▶ **INSTRUCTION**: Retype each record shown below, leaving every character as it is.

'''

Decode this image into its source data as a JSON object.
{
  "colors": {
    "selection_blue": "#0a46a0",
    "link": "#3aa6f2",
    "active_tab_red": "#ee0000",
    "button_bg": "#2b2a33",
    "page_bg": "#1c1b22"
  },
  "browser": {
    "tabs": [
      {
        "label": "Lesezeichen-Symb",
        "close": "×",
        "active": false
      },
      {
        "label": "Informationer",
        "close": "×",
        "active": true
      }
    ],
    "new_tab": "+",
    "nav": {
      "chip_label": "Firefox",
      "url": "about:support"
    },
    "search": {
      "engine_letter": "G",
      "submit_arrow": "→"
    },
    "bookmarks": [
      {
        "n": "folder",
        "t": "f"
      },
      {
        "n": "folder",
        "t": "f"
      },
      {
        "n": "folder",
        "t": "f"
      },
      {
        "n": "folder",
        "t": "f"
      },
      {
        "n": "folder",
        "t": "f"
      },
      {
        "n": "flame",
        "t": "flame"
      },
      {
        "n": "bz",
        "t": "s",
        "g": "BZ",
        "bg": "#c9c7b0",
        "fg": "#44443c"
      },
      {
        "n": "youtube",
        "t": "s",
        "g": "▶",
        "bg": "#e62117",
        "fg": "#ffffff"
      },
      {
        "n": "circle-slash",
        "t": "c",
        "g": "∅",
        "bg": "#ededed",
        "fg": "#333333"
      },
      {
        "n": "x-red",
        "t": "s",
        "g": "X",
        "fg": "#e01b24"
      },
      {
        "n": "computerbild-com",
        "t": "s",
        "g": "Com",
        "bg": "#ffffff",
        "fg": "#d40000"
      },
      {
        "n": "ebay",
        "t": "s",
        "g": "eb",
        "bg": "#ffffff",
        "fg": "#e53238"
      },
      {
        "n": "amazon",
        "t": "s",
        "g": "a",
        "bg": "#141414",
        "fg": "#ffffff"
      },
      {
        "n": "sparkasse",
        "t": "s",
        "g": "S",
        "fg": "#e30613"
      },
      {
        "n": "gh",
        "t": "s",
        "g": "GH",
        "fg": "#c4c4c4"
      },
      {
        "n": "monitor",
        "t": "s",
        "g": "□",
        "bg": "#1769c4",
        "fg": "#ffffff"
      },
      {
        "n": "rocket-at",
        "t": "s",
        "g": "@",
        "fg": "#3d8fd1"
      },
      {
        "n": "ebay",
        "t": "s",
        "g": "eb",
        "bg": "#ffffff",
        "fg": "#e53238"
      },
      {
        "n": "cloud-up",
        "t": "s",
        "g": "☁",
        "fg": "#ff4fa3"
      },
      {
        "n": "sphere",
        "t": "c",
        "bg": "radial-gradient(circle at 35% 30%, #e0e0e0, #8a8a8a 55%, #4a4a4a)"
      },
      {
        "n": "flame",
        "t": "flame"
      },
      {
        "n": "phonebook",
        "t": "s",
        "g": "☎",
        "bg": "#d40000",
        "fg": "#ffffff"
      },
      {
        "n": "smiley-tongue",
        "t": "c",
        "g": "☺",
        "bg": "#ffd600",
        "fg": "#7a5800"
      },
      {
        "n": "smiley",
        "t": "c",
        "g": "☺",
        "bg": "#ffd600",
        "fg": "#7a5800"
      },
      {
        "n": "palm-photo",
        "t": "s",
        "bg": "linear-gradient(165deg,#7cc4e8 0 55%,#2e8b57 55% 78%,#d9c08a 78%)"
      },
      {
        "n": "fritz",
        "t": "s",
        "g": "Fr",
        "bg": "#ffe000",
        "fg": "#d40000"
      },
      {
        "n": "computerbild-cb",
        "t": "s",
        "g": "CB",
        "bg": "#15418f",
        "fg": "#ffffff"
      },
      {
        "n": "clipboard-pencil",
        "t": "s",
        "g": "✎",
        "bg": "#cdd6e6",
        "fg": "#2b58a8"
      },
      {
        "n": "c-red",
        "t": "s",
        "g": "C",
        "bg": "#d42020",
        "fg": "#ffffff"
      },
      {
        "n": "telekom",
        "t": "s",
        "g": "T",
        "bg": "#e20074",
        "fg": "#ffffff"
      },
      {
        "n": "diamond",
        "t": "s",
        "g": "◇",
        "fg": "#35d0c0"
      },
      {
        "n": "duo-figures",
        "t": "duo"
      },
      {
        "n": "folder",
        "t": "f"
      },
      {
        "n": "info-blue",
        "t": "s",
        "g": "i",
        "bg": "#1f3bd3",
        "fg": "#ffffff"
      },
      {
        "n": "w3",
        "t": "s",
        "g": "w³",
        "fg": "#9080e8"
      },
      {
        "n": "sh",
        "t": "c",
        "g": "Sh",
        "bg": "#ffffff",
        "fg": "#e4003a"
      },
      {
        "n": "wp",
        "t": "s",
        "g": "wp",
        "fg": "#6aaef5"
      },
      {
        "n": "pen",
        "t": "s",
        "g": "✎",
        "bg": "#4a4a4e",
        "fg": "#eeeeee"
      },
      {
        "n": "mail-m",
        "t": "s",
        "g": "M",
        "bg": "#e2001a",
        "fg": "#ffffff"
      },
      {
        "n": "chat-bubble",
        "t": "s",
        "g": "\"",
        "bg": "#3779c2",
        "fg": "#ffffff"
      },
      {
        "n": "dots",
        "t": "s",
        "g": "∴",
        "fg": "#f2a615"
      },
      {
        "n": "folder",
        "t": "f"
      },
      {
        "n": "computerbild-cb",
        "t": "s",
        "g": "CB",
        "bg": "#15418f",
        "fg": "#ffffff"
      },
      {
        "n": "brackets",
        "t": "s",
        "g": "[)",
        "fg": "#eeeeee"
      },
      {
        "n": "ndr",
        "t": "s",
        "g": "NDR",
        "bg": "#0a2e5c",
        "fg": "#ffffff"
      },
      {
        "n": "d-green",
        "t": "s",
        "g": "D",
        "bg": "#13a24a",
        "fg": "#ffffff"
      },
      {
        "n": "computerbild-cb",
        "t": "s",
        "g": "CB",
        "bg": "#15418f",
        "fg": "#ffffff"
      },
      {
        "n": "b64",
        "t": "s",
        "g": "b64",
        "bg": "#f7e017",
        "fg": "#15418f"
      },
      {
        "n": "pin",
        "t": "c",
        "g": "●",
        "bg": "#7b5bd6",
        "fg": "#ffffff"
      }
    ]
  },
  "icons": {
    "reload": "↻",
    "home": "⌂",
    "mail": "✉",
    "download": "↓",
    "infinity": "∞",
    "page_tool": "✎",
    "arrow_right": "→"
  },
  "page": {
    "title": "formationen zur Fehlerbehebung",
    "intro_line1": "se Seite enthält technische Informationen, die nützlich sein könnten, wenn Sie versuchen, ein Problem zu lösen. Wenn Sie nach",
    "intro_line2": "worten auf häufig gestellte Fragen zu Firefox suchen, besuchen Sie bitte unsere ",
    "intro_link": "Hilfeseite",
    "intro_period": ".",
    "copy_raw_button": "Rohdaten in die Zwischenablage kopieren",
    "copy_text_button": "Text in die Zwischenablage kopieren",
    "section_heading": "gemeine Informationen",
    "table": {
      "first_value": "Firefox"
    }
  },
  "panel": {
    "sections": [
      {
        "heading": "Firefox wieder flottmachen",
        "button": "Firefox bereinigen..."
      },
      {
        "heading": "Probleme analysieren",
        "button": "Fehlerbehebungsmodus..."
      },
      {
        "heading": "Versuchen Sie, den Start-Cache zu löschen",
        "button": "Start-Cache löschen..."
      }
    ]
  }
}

'''

▶ **WRITTEN REPLY**:
Decode this image into its source data as a JSON object.
{
  "colors": {
    "selection_blue": "#0a46a0",
    "link": "#3aa6f2",
    "active_tab_red": "#ee0000",
    "button_bg": "#2b2a33",
    "page_bg": "#1c1b22"
  },
  "browser": {
    "tabs": [
      {
        "label": "Lesezeichen-Symb",
        "close": "×",
        "active": false
      },
      {
        "label": "Informationer",
        "close": "×",
        "active": true
      }
    ],
    "new_tab": "+",
    "nav": {
      "chip_label": "Firefox",
      "url": "about:support"
    },
    "search": {
      "engine_letter": "G",
      "submit_arrow": "→"
    },
    "bookmarks": [
      {
        "n": "folder",
        "t": "f"
      },
      {
        "n": "folder",
        "t": "f"
      },
      {
        "n": "folder",
        "t": "f"
      },
      {
        "n": "folder",
        "t": "f"
      },
      {
        "n": "folder",
        "t": "f"
      },
      {
        "n": "flame",
        "t": "flame"
      },
      {
        "n": "bz",
        "t": "s",
        "g": "BZ",
        "bg": "#c9c7b0",
        "fg": "#44443c"
      },
      {
        "n": "youtube",
        "t": "s",
        "g": "▶",
        "bg": "#e62117",
        "fg": "#ffffff"
      },
      {
        "n": "circle-slash",
        "t": "c",
        "g": "∅",
        "bg": "#ededed",
        "fg": "#333333"
      },
      {
        "n": "x-red",
        "t": "s",
        "g": "X",
        "fg": "#e01b24"
      },
      {
        "n": "computerbild-com",
        "t": "s",
        "g": "Com",
        "bg": "#ffffff",
        "fg": "#d40000"
      },
      {
        "n": "ebay",
        "t": "s",
        "g": "eb",
        "bg": "#ffffff",
        "fg": "#e53238"
      },
      {
        "n": "amazon",
        "t": "s",
        "g": "a",
        "bg": "#141414",
        "fg": "#ffffff"
      },
      {
        "n": "sparkasse",
        "t": "s",
        "g": "S",
        "fg": "#e30613"
      },
      {
        "n": "gh",
        "t": "s",
        "g": "GH",
        "fg": "#c4c4c4"
      },
      {
        "n": "monitor",
        "t": "s",
        "g": "□",
        "bg": "#1769c4",
        "fg": "#ffffff"
      },
      {
        "n": "rocket-at",
        "t": "s",
        "g": "@",
        "fg": "#3d8fd1"
      },
      {
        "n": "ebay",
        "t": "s",
        "g": "eb",
        "bg": "#ffffff",
        "fg": "#e53238"
      },
      {
        "n": "cloud-up",
        "t": "s",
        "g": "☁",
        "fg": "#ff4fa3"
      },
      {
        "n": "sphere",
        "t": "c",
        "bg": "radial-gradient(circle at 35% 30%, #e0e0e0, #8a8a8a 55%, #4a4a4a)"
      },
      {
        "n": "flame",
        "t": "flame"
      },
      {
        "n": "phonebook",
        "t": "s",
        "g": "☎",
        "bg": "#d40000",
        "fg": "#ffffff"
      },
      {
        "n": "smiley-tongue",
        "t": "c",
        "g": "☺",
        "bg": "#ffd600",
        "fg": "#7a5800"
      },
      {
        "n": "smiley",
        "t": "c",
        "g": "☺",
        "bg": "#ffd600",
        "fg": "#7a5800"
      },
      {
        "n": "palm-photo",
        "t": "s",
        "bg": "linear-gradient(165deg,#7cc4e8 0 55%,#2e8b57 55% 78%,#d9c08a 78%)"
      },
      {
        "n": "fritz",
        "t": "s",
        "g": "Fr",
        "bg": "#ffe000",
        "fg": "#d40000"
      },
      {
        "n": "computerbild-cb",
        "t": "s",
        "g": "CB",
        "bg": "#15418f",
        "fg": "#ffffff"
      },
      {
        "n": "clipboard-pencil",
        "t": "s",
        "g": "✎",
        "bg": "#cdd6e6",
        "fg": "#2b58a8"
      },
      {
        "n": "c-red",
        "t": "s",
        "g": "C",
        "bg": "#d42020",
        "fg": "#ffffff"
      },
      {
        "n": "telekom",
        "t": "s",
        "g": "T",
        "bg": "#e20074",
        "fg": "#ffffff"
      },
      {
        "n": "diamond",
        "t": "s",
        "g": "◇",
        "fg": "#35d0c0"
      },
      {
        "n": "duo-figures",
        "t": "duo"
      },
      {
        "n": "folder",
        "t": "f"
      },
      {
        "n": "info-blue",
        "t": "s",
        "g": "i",
        "bg": "#1f3bd3",
        "fg": "#ffffff"
      },
      {
        "n": "w3",
        "t": "s",
        "g": "w³",
        "fg": "#9080e8"
      },
      {
        "n": "sh",
        "t": "c",
        "g": "Sh",
        "bg": "#ffffff",
        "fg": "#e4003a"
      },
      {
        "n": "wp",
        "t": "s",
        "g": "wp",
        "fg": "#6aaef5"
      },
      {
        "n": "pen",
        "t": "s",
        "g": "✎",
        "bg": "#4a4a4e",
        "fg": "#eeeeee"
      },
      {
        "n": "mail-m",
        "t": "s",
        "g": "M",
        "bg": "#e2001a",
        "fg": "#ffffff"
      },
      {
        "n": "chat-bubble",
        "t": "s",
        "g": "\"",
        "bg": "#3779c2",
        "fg": "#ffffff"
      },
      {
        "n": "dots",
        "t": "s",
        "g": "∴",
        "fg": "#f2a615"
      },
      {
        "n": "folder",
        "t": "f"
      },
      {
        "n": "computerbild-cb",
        "t": "s",
        "g": "CB",
        "bg": "#15418f",
        "fg": "#ffffff"
      },
      {
        "n": "brackets",
        "t": "s",
        "g": "[)",
        "fg": "#eeeeee"
      },
      {
        "n": "ndr",
        "t": "s",
        "g": "NDR",
        "bg": "#0a2e5c",
        "fg": "#ffffff"
      },
      {
        "n": "d-green",
        "t": "s",
        "g": "D",
        "bg": "#13a24a",
        "fg": "#ffffff"
      },
      {
        "n": "computerbild-cb",
        "t": "s",
        "g": "CB",
        "bg": "#15418f",
        "fg": "#ffffff"
      },
      {
        "n": "b64",
        "t": "s",
        "g": "b64",
        "bg": "#f7e017",
        "fg": "#15418f"
      },
      {
        "n": "pin",
        "t": "c",
        "g": "●",
        "bg": "#7b5bd6",
        "fg": "#ffffff"
      }
    ]
  },
  "icons": {
    "reload": "↻",
    "home": "⌂",
    "mail": "✉",
    "download": "↓",
    "infinity": "∞",
    "page_tool": "✎",
    "arrow_right": "→"
  },
  "page": {
    "title": "formationen zur Fehlerbehebung",
    "intro_line1": "se Seite enthält technische Informationen, die nützlich sein könnten, wenn Sie versuchen, ein Problem zu lösen. Wenn Sie nach",
    "intro_line2": "worten auf häufig gestellte Fragen zu Firefox suchen, besuchen Sie bitte unsere ",
    "intro_link": "Hilfeseite",
    "intro_period": ".",
    "copy_raw_button": "Rohdaten in die Zwischenablage kopieren",
    "copy_text_button": "Text in die Zwischenablage kopieren",
    "section_heading": "gemeine Informationen",
    "table": {
      "first_value": "Firefox"
    }
  },
  "panel": {
    "sections": [
      {
        "heading": "Firefox wieder flottmachen",
        "button": "Firefox bereinigen..."
      },
      {
        "heading": "Probleme analysieren",
        "button": "Fehlerbehebungsmodus..."
      },
      {
        "heading": "Versuchen Sie, den Start-Cache zu löschen",
        "button": "Start-Cache löschen..."
      }
    ]
  }
}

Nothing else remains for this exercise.